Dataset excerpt
════════
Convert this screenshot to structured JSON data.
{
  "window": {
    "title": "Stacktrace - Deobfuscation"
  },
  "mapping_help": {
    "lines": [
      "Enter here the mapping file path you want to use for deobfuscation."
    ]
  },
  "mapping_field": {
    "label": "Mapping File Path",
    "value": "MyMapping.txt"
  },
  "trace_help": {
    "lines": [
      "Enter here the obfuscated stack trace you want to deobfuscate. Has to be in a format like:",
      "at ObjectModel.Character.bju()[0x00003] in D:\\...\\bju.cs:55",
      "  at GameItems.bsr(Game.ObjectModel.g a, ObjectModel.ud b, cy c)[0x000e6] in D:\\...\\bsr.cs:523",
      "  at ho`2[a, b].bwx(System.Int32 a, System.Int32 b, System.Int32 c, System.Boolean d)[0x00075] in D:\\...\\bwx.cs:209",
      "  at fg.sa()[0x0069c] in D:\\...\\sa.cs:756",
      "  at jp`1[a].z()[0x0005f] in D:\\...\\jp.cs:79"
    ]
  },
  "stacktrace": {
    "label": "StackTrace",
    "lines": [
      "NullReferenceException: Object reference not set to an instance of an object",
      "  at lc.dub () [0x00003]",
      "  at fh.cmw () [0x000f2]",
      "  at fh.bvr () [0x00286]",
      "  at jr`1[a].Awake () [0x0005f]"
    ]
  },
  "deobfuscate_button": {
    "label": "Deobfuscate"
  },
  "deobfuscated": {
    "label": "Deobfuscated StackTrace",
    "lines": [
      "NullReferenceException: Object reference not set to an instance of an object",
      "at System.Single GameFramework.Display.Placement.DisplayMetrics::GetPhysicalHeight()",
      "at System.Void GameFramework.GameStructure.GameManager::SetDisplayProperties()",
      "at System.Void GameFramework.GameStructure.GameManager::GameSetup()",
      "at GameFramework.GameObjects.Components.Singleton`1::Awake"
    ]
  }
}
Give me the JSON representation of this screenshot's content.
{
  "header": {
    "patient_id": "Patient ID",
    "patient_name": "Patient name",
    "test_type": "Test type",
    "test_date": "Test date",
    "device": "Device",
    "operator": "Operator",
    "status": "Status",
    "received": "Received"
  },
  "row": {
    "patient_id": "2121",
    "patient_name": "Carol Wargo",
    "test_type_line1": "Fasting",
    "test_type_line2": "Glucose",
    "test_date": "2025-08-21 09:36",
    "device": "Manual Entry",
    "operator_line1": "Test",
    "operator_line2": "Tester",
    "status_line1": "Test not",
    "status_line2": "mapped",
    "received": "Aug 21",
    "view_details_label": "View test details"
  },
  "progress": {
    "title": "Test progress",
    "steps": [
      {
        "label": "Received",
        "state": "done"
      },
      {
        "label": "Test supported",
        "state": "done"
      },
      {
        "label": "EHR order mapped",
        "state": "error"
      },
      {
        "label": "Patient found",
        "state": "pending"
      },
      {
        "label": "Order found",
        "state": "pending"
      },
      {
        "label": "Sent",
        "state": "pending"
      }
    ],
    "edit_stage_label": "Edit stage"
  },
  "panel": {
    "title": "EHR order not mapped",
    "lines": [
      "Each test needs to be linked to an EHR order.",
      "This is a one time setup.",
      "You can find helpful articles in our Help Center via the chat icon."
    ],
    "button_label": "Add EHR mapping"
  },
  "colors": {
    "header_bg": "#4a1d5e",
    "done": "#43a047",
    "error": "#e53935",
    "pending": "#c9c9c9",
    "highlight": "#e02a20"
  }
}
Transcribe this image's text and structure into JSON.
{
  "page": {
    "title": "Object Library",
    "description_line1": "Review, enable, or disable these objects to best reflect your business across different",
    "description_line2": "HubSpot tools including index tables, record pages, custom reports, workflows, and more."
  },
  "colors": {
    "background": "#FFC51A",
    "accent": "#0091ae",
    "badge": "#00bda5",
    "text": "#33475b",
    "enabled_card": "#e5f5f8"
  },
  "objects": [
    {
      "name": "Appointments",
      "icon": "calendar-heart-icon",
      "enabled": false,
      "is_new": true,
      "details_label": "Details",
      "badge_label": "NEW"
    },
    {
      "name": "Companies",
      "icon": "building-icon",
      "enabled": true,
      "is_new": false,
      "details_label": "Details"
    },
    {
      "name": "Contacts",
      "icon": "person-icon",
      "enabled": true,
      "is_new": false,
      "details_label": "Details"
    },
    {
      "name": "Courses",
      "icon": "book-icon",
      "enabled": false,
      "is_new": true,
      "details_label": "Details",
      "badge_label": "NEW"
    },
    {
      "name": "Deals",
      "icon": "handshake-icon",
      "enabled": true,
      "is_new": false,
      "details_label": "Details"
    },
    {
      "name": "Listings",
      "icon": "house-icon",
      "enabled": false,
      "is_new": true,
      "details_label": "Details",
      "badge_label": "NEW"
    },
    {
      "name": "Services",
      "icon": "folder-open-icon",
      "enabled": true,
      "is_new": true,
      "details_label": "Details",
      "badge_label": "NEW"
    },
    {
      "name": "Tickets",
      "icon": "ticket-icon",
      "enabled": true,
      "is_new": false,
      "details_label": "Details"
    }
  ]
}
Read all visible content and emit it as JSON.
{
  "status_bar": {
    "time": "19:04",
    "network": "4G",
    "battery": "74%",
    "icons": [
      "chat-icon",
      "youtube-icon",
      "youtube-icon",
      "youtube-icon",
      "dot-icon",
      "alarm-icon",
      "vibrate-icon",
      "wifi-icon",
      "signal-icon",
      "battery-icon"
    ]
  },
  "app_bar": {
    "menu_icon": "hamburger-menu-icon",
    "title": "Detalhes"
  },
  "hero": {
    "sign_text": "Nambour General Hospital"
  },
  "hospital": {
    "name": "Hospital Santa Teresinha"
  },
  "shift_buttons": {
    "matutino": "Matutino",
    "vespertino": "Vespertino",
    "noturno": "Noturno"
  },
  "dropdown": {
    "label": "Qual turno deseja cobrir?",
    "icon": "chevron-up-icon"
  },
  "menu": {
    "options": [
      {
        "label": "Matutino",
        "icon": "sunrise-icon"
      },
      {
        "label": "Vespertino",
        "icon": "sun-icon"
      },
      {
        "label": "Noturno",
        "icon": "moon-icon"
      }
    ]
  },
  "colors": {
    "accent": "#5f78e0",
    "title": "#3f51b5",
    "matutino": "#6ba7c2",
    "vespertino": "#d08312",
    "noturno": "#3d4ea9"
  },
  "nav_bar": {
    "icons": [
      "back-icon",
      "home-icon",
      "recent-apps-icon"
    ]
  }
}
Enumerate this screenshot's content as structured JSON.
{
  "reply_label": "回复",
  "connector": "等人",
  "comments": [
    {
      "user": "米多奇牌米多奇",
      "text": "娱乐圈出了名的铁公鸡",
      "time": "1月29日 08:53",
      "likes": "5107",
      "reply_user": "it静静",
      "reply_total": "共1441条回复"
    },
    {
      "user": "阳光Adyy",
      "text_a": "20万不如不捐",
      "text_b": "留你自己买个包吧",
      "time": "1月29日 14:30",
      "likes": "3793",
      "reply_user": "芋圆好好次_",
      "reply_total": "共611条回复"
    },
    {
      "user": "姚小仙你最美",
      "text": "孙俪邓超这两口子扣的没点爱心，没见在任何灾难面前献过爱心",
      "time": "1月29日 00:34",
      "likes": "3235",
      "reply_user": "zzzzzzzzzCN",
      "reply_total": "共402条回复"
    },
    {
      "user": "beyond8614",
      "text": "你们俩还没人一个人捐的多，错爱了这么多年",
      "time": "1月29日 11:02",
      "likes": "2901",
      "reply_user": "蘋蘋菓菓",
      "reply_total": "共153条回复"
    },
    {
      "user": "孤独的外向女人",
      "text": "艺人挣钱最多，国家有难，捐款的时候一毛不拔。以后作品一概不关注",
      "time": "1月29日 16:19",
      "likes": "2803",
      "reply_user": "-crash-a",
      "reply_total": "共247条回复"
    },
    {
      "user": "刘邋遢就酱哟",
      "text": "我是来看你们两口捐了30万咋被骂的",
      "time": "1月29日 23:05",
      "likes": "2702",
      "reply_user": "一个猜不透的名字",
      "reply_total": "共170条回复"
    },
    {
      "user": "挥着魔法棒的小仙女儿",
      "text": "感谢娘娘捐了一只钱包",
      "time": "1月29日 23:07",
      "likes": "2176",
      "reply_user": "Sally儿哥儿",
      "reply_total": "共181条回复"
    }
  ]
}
════════
* **Problem description**
Reproduce the records above exactly, starting with the line that contains "Enumerate this screenshot's" and ending with the last line.

* **Exercise response**
Enumerate this screenshot's content as structured JSON.
{
  "reply_label": "回复",
  "connector": "等人",
  "comments": [
    {
      "user": "米多奇牌米多奇",
      "text": "娱乐圈出了名的铁公鸡",
      "time": "1月29日 08:53",
      "likes": "5107",
      "reply_user": "it静静",
      "reply_total": "共1441条回复"
    },
    {
      "user": "阳光Adyy",
      "text_a": "20万不如不捐",
      "text_b": "留你自己买个包吧",
      "time": "1月29日 14:30",
      "likes": "3793",
      "reply_user": "芋圆好好次_",
      "reply_total": "共611条回复"
    },
    {
      "user": "姚小仙你最美",
      "text": "孙俪邓超这两口子扣的没点爱心，没见在任何灾难面前献过爱心",
      "time": "1月29日 00:34",
      "likes": "3235",
      "reply_user": "zzzzzzzzzCN",
      "reply_total": "共402条回复"
    },
    {
      "user": "beyond8614",
      "text": "你们俩还没人一个人捐的多，错爱了这么多年",
      "time": "1月29日 11:02",
      "likes": "2901",
      "reply_user": "蘋蘋菓菓",
      "reply_total": "共153条回复"
    },
    {
      "user": "孤独的外向女人",
      "text": "艺人挣钱最多，国家有难，捐款的时候一毛不拔。以后作品一概不关注",
      "time": "1月29日 16:19",
      "likes": "2803",
      "reply_user": "-crash-a",
      "reply_total": "共247条回复"
    },
    {
      "user": "刘邋遢就酱哟",
      "text": "我是来看你们两口捐了30万咋被骂的",
      "time": "1月29日 23:05",
      "likes": "2702",
      "reply_user": "一个猜不透的名字",
      "reply_total": "共170条回复"
    },
    {
      "user": "挥着魔法棒的小仙女儿",
      "text": "感谢娘娘捐了一只钱包",
      "time": "1月29日 23:07",
      "likes": "2176",
      "reply_user": "Sally儿哥儿",
      "reply_total": "共181条回复"
    }
  ]
}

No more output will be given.